- **Page**
━━━━

# Hurricane Lake 2/22/14



## Splittine (Nov 24, 2007)

Boat hit the water a little before 8 am. Water was a silty green color between 67-69'. Fished from 8 till about 1030. Bass total was 4, and a very hard and small (<2lbs) 4 to put in the boat. Managed a few bream in a little deeper water as well. Waters needing a few more weeks of good weather. Smaller bass heading into the swallows but the big mommas are still deep. Hope to hit the river next weekend if the weather holds out.


----------



## Jason (Oct 2, 2007)

Logan struck out this AM except fer finding a dead calf in a pond where no cows are around?????????


----------



## Try'n Hard (Oct 23, 2008)

Found the bed of the biggest bass I ever saw between a couple if the piers at the S campground. Anchored and fished it from 8pm till after sunup. Three guys in a two bench john boat and I had to sit in the middle on the ice chest. Buddy hung into her right after sunup... She jumped and threw the hook. 15 pounder!! When I got home I went to get a shower and had the words IGLOO across my right cheek!!

Sent from my iPhone using Forum Runner


----------



## pompano67 (Oct 28, 2013)

Try'n Hard said:


> Found the bed of the biggest bass I ever saw between a couple if the piers at the S campground. Anchored and fished it from 8pm till after sunup. Three guys in a two bench john boat and I had to sit in the middle on the ice chest. Buddy hung into her right after sunup... She jumped and threw the hook. 15 pounder!! When I got home I went to get a shower and had the words IGLOO across my right cheek!!
> 
> Sent from my iPhone using Forum Runner


 Awe man that stinks after all that..hum...igloo butt stamp lol..glad that's never happened to me haha:whistling:


----------



## Amarillo Palmira (Jan 2, 2010)

Try'n Hard said:


> Found the bed of the biggest bass I ever saw between a couple if the piers at the S campground. Anchored and fished it from 8pm till after sunup. Three guys in a two bench john boat and I had to sit in the middle on the ice chest. Buddy hung into her right after sunup... She jumped and threw the hook. 15 pounder!! When I got home I went to get a shower and had the words IGLOO across my right cheek!!
> 
> Sent from my iPhone using Forum Runner


If I would have actually got that bass in the boat after all that, I think I would have went and got an IGLOO tramp stamp, LOL. Thanks for the great posts everyone about the realities of bass fishing!


----------

━━━━

- **Stated exercise**
Duplicate the part of the fishing thread starting at "## Try'n Hard" and ending at "(Oct 28, 2013)". Rely only on the fishing thread for what comes next.

- **Dataset excerpt**
━━━━

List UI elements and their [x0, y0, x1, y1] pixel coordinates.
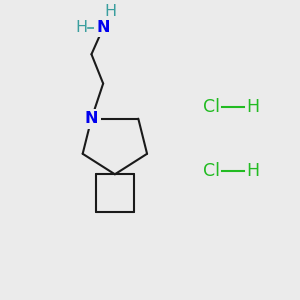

━━━━

- **Worked answer**
## Try'n Hard (Oct 23, 2008)

Found the bed of the biggest bass I ever saw between a couple if the piers at the S campground. Anchored and fished it from 8pm till after sunup. Three guys in a two bench john boat and I had to sit in the middle on the ice chest. Buddy hung into her right after sunup... She jumped and threw the hook. 15 pounder!! When I got home I went to get a shower and had the words IGLOO across my right cheek!!

Sent from my iPhone using Forum Runner


----------



## pompano67 (Oct 28, 2013)